→ **SHORT EXERCISE**:
Look through the lines below and extract any with the word "FEUT".

* Begin PROVIDED DATA *

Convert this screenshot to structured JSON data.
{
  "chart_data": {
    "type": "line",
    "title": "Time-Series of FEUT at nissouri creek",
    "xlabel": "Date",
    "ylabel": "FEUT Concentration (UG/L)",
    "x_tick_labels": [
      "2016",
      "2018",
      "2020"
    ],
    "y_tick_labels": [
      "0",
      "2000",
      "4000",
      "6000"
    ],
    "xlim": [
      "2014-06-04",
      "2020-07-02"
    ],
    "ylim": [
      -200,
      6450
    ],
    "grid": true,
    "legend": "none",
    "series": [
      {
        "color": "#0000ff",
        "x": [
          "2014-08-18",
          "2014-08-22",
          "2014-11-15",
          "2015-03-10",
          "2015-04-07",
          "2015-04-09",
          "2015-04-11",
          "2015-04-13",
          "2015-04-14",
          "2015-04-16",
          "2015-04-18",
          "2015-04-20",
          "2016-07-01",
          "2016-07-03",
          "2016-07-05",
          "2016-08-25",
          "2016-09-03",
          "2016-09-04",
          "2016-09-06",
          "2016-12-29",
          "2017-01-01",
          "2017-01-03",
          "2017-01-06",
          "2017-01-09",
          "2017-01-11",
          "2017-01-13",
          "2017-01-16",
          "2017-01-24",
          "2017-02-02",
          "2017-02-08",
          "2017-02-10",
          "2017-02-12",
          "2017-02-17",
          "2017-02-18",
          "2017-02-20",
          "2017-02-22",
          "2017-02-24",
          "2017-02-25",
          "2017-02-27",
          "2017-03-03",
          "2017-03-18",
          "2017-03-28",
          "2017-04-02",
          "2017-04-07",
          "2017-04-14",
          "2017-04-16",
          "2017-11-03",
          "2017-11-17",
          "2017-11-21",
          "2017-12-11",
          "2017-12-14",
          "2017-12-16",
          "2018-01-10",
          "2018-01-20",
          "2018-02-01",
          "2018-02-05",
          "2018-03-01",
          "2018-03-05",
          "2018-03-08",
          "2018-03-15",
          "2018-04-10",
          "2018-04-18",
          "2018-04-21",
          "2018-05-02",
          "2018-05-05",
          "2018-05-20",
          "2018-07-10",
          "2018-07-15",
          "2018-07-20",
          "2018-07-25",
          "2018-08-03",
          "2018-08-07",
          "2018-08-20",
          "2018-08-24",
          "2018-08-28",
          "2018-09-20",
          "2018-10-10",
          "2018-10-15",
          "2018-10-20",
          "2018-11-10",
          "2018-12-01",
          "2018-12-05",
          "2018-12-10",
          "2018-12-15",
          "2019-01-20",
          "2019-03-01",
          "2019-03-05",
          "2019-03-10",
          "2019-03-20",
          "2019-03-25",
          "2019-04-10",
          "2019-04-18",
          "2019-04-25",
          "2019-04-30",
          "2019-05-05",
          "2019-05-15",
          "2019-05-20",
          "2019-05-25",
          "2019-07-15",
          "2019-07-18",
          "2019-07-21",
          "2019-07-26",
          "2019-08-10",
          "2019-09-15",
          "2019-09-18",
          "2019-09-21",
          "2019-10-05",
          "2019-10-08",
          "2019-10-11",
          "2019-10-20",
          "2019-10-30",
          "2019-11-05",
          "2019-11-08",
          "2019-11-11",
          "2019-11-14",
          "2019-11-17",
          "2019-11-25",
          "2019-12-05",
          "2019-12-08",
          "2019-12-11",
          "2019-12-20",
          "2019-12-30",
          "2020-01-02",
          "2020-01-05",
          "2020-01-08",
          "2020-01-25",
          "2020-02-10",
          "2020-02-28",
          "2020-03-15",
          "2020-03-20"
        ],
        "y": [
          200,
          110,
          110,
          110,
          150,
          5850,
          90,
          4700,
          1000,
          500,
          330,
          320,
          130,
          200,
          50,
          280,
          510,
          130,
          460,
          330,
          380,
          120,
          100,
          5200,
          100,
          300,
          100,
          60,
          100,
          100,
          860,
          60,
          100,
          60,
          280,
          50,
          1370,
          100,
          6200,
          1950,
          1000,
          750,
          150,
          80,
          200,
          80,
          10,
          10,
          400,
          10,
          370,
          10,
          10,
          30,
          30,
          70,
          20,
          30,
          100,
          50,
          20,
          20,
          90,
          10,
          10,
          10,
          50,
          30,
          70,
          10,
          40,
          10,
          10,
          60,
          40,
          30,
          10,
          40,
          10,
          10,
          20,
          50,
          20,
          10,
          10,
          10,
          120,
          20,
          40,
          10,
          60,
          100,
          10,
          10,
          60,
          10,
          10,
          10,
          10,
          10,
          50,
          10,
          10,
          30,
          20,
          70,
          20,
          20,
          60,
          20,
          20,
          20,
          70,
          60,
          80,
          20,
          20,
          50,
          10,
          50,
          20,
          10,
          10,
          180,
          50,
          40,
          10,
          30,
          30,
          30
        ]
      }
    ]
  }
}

* End PROVIDED DATA *

→ **ANSWER TO THE EXERCISE**:
    "title": "Time-Series of FEUT at nissouri creek",
    "ylabel": "FEUT Concentration (UG/L)",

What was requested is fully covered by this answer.